Dataset items
________________________

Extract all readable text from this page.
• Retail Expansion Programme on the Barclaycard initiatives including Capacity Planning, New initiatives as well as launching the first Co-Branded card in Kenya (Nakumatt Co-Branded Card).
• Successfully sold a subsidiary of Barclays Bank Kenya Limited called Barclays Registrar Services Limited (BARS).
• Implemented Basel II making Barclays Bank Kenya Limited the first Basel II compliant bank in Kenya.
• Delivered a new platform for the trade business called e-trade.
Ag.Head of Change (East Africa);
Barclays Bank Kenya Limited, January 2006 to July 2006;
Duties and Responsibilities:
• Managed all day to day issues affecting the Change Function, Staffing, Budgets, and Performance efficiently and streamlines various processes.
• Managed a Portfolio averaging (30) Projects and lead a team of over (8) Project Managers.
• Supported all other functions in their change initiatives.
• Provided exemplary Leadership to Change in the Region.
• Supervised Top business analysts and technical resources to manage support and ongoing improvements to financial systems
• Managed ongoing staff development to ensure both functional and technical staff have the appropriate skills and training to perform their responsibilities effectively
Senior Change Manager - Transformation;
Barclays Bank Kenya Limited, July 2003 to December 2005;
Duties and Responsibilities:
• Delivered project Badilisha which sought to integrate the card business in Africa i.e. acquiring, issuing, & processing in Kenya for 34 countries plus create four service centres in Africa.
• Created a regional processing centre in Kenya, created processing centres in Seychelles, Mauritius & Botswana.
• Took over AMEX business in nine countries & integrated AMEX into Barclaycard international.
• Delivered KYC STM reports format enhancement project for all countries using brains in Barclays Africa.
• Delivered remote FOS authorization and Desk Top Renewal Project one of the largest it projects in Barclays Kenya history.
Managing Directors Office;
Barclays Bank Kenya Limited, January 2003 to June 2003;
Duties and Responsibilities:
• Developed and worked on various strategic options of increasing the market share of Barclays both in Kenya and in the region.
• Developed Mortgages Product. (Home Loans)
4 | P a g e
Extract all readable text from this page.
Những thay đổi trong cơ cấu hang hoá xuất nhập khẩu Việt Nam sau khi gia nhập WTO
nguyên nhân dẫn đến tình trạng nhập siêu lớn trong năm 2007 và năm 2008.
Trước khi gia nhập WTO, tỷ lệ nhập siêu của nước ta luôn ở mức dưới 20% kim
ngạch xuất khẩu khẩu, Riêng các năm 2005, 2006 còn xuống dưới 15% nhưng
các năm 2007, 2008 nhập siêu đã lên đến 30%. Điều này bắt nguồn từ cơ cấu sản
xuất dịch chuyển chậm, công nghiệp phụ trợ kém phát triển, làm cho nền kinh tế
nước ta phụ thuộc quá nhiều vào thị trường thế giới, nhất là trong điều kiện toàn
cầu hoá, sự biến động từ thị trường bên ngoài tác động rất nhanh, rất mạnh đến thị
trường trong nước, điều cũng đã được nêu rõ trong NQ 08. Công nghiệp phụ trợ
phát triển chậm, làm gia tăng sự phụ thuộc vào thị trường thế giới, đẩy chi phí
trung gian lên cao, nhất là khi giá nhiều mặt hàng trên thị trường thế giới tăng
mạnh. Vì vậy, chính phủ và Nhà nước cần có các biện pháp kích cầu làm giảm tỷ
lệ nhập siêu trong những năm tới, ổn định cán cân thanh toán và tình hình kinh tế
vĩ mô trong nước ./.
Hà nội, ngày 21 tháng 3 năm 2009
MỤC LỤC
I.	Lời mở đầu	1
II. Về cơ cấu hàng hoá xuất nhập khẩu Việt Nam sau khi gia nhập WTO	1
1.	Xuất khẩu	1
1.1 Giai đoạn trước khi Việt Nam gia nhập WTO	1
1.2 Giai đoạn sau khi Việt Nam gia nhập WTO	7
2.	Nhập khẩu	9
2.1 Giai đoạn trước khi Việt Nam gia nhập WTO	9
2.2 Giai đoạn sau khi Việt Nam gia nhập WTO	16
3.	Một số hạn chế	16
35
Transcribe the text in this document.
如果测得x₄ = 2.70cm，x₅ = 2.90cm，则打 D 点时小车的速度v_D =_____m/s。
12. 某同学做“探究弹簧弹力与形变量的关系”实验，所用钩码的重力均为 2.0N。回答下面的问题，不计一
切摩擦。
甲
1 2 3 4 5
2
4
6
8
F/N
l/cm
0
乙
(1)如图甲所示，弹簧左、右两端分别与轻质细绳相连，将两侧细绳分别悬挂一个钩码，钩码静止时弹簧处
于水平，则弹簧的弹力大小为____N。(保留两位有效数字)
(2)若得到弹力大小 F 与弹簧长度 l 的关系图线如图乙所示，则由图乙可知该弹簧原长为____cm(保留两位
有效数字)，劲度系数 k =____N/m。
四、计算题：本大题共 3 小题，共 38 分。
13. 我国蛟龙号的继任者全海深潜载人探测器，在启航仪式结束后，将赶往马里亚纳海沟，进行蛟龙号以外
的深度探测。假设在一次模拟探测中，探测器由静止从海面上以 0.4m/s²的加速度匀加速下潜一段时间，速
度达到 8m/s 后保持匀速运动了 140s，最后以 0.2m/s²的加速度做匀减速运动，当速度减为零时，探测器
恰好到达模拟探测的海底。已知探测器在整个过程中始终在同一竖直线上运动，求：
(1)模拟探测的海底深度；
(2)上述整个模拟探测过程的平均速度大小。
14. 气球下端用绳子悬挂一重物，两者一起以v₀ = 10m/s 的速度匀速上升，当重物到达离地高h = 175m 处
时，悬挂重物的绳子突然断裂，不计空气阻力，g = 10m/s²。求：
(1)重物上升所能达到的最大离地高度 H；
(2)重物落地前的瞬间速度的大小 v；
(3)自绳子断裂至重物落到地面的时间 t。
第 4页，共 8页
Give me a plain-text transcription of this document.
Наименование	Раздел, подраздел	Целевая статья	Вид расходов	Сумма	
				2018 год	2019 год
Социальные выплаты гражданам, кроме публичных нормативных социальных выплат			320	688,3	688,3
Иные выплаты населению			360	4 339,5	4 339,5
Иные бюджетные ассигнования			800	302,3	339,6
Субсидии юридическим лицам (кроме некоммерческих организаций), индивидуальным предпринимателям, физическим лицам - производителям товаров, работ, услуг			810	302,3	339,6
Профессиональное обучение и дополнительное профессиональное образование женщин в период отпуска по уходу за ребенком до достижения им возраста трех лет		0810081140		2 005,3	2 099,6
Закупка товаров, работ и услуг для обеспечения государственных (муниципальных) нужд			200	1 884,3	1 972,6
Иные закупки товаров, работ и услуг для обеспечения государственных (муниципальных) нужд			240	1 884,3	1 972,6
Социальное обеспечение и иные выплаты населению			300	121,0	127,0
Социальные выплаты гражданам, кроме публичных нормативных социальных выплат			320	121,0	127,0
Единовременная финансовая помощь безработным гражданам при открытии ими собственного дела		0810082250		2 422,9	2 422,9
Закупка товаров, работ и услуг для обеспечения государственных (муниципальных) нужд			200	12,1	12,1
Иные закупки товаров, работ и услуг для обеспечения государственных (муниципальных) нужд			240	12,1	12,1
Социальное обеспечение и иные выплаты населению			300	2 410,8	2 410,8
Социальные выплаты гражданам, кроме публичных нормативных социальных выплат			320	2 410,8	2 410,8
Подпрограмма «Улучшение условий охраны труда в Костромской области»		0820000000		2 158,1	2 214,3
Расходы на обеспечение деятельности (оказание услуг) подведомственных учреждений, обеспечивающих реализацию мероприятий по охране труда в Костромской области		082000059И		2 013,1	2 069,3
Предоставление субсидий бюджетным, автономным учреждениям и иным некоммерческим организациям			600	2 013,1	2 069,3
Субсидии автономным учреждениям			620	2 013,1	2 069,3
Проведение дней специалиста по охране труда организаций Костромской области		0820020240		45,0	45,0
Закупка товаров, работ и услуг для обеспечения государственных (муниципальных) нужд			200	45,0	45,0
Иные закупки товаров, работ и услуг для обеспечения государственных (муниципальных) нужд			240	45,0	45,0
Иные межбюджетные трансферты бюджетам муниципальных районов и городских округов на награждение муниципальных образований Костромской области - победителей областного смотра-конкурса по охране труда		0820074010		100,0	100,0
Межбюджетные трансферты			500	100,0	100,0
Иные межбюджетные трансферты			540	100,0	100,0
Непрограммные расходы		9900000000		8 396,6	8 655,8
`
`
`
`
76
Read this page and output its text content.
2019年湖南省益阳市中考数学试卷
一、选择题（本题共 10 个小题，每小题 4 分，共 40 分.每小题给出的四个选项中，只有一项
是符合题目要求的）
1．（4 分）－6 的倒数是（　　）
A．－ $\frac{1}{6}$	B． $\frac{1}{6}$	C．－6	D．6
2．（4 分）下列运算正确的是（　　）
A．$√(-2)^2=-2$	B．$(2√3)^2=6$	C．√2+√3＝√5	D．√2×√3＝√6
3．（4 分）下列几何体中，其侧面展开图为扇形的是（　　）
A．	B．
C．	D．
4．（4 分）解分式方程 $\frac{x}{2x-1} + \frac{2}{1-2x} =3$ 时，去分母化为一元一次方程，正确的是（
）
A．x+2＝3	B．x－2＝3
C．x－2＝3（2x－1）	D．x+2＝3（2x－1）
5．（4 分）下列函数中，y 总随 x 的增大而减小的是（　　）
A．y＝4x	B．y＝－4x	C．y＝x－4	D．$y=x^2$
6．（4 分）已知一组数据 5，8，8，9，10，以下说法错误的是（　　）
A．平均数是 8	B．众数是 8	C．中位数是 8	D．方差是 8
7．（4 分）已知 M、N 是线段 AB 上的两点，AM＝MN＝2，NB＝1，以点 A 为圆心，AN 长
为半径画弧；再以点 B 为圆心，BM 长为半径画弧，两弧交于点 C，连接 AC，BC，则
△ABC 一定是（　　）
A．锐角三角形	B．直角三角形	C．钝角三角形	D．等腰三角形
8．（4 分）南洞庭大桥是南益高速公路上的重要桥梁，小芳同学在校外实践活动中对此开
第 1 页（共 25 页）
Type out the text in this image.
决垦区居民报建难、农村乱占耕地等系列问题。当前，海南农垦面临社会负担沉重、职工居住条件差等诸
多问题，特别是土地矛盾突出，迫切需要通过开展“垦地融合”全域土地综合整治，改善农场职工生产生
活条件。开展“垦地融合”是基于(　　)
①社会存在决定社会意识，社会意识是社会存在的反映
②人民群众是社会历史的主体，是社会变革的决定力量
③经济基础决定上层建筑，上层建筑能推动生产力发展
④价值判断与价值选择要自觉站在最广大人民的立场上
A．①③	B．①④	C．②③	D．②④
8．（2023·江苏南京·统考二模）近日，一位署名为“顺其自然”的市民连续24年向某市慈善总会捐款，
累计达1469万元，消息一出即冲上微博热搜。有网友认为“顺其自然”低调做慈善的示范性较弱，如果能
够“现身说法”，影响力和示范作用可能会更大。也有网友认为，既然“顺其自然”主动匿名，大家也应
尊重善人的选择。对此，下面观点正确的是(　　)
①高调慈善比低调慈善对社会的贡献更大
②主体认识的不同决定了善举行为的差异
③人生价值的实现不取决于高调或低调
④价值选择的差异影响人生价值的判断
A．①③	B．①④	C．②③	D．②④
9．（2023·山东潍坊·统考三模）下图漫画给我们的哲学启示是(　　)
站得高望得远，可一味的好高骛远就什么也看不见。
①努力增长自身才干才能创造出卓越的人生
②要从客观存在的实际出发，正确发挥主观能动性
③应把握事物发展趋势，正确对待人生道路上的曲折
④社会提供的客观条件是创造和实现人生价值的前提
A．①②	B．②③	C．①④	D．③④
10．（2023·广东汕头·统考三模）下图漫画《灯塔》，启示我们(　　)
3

________________________

● Written request:
In the data above, tally the lines holding "Limited" and answer with the figure only.

● Final result:
5